Structured figure records:

§ §

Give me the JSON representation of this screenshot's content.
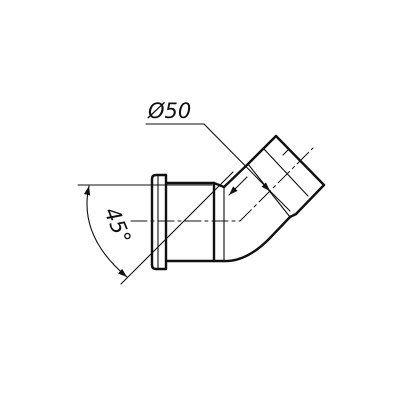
{
  "drawing": {
    "diameter_label": "Ø50",
    "angle_label": "45°",
    "line_color": "#111111",
    "background": "#ffffff"
  }
}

§ §

> **Directions**
Every record must be copied exactly, with images dropped from the result.

> **Task solution**
Give me the JSON representation of this screenshot's content.
{
  "drawing": {
    "diameter_label": "Ø50",
    "angle_label": "45°",
    "line_color": "#111111",
    "background": "#ffffff"
  }
}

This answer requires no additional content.